Render every line of the data exactly as written, and leave out the pictures.

- **RECORDS FOR THIS TASK**:
========

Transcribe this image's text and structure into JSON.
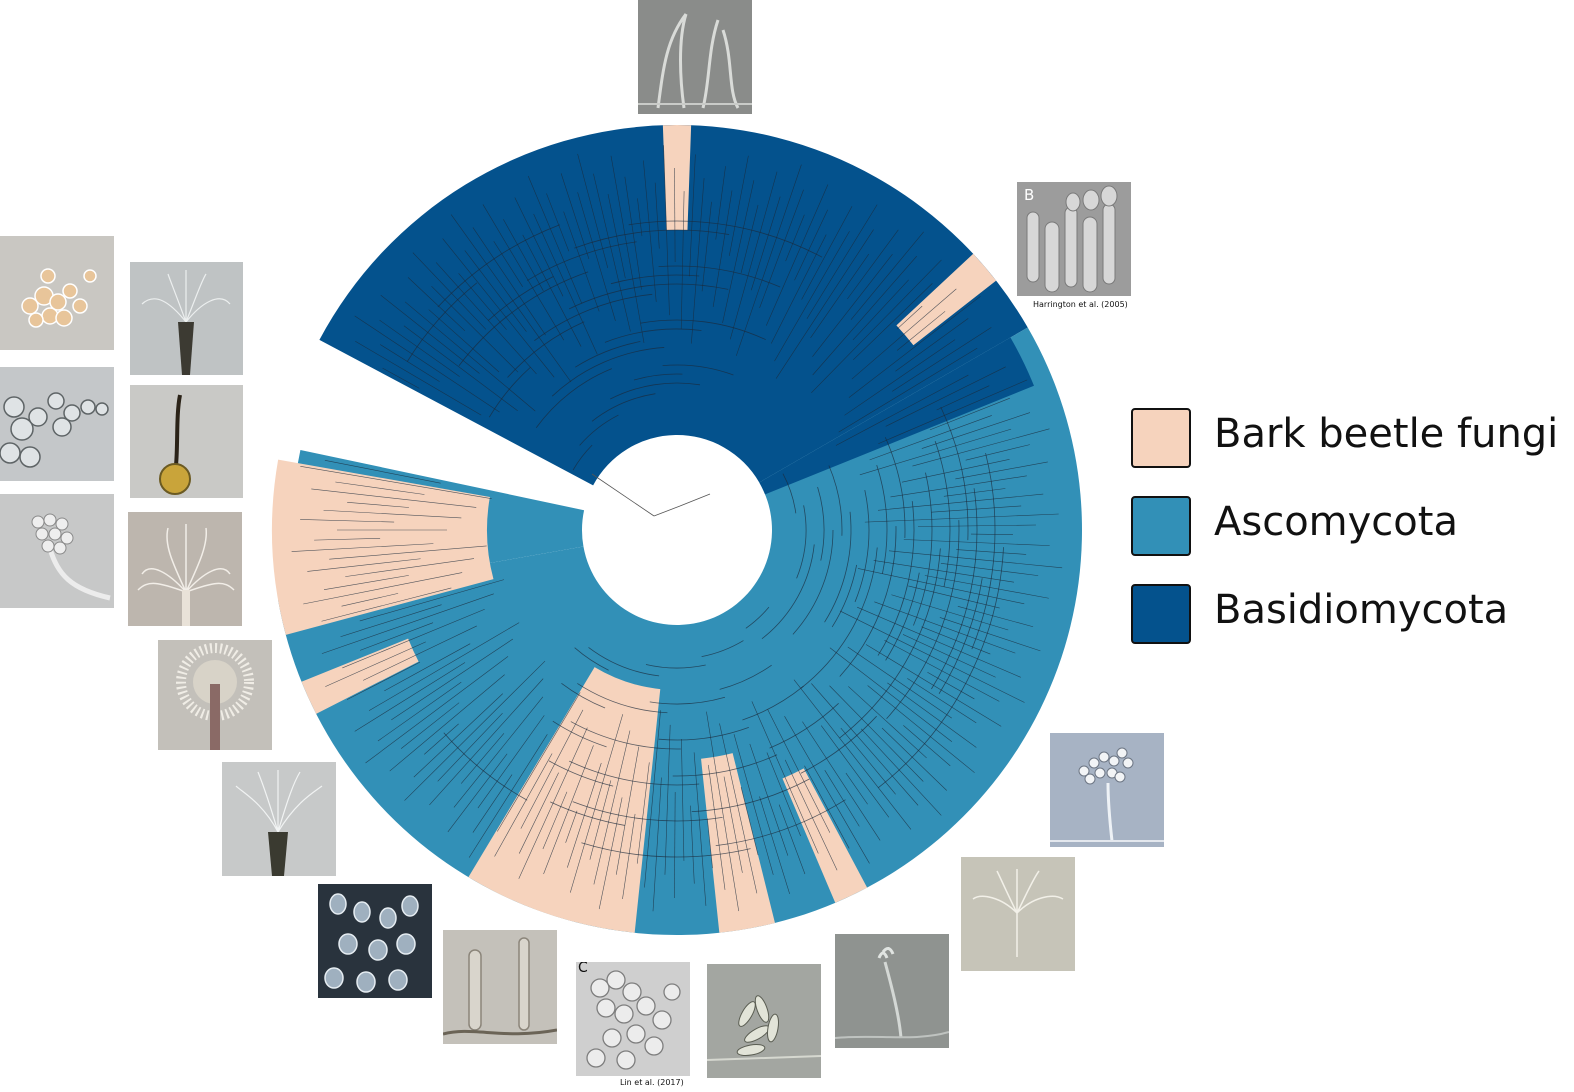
{
  "legend": {
    "items": [
      {
        "label": "Bark beetle fungi",
        "color": "#f6d3bd"
      },
      {
        "label": "Ascomycota",
        "color": "#3290b7"
      },
      {
        "label": "Basidiomycota",
        "color": "#04528d"
      }
    ]
  },
  "credits": {
    "harrington": "Harrington et al. (2005)",
    "lin": "Lin et al. (2017)"
  },
  "photo_panel_letters": {
    "harrington_panel": "B",
    "lin_panel": "C"
  },
  "tree": {
    "layout": "circular phylogenetic tree",
    "clade_colors": {
      "bark_beetle": "#f6d3bd",
      "ascomycota": "#3290b7",
      "basidiomycota": "#04528d",
      "branch_line": "#1b2a3a"
    },
    "signature_mark": "handwritten signature near tree center"
  },
  "photos": [
    {
      "id": "top",
      "subject": "hyphae micrograph"
    },
    {
      "id": "harrington",
      "subject": "conidia on conidiophores micrograph"
    },
    {
      "id": "left-1",
      "subject": "yeast-like cells cluster"
    },
    {
      "id": "left-2",
      "subject": "budding cells chain"
    },
    {
      "id": "left-3",
      "subject": "conidia head on stalk"
    },
    {
      "id": "left-4",
      "subject": "synnema brush"
    },
    {
      "id": "left-5",
      "subject": "perithecium with neck"
    },
    {
      "id": "left-6",
      "subject": "branched conidiophore brush"
    },
    {
      "id": "left-7",
      "subject": "synnema fan"
    },
    {
      "id": "left-8",
      "subject": "synnema tuft"
    },
    {
      "id": "bottom-1",
      "subject": "cells dark field"
    },
    {
      "id": "bottom-2",
      "subject": "tubular conidiophores"
    },
    {
      "id": "lin",
      "subject": "globose cells"
    },
    {
      "id": "bottom-4",
      "subject": "ascospores cluster"
    },
    {
      "id": "bottom-5",
      "subject": "single conidiophore"
    },
    {
      "id": "right-1",
      "subject": "conidial head on stalk"
    },
    {
      "id": "right-2",
      "subject": "branched conidiophore"
    }
  ]
}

========

- **RESPONSE TO THE TASK**:
Transcribe this image's text and structure into JSON.
{
  "legend": {
    "items": [
      {
        "label": "Bark beetle fungi",
        "color": "#f6d3bd"
      },
      {
        "label": "Ascomycota",
        "color": "#3290b7"
      },
      {
        "label": "Basidiomycota",
        "color": "#04528d"
      }
    ]
  },
  "credits": {
    "harrington": "Harrington et al. (2005)",
    "lin": "Lin et al. (2017)"
  },
  "photo_panel_letters": {
    "harrington_panel": "B",
    "lin_panel": "C"
  },
  "tree": {
    "layout": "circular phylogenetic tree",
    "clade_colors": {
      "bark_beetle": "#f6d3bd",
      "ascomycota": "#3290b7",
      "basidiomycota": "#04528d",
      "branch_line": "#1b2a3a"
    },
    "signature_mark": "handwritten signature near tree center"
  },
  "photos": [
    {
      "id": "top",
      "subject": "hyphae micrograph"
    },
    {
      "id": "harrington",
      "subject": "conidia on conidiophores micrograph"
    },
    {
      "id": "left-1",
      "subject": "yeast-like cells cluster"
    },
    {
      "id": "left-2",
      "subject": "budding cells chain"
    },
    {
      "id": "left-3",
      "subject": "conidia head on stalk"
    },
    {
      "id": "left-4",
      "subject": "synnema brush"
    },
    {
      "id": "left-5",
      "subject": "perithecium with neck"
    },
    {
      "id": "left-6",
      "subject": "branched conidiophore brush"
    },
    {
      "id": "left-7",
      "subject": "synnema fan"
    },
    {
      "id": "left-8",
      "subject": "synnema tuft"
    },
    {
      "id": "bottom-1",
      "subject": "cells dark field"
    },
    {
      "id": "bottom-2",
      "subject": "tubular conidiophores"
    },
    {
      "id": "lin",
      "subject": "globose cells"
    },
    {
      "id": "bottom-4",
      "subject": "ascospores cluster"
    },
    {
      "id": "bottom-5",
      "subject": "single conidiophore"
    },
    {
      "id": "right-1",
      "subject": "conidial head on stalk"
    },
    {
      "id": "right-2",
      "subject": "branched conidiophore"
    }
  ]
}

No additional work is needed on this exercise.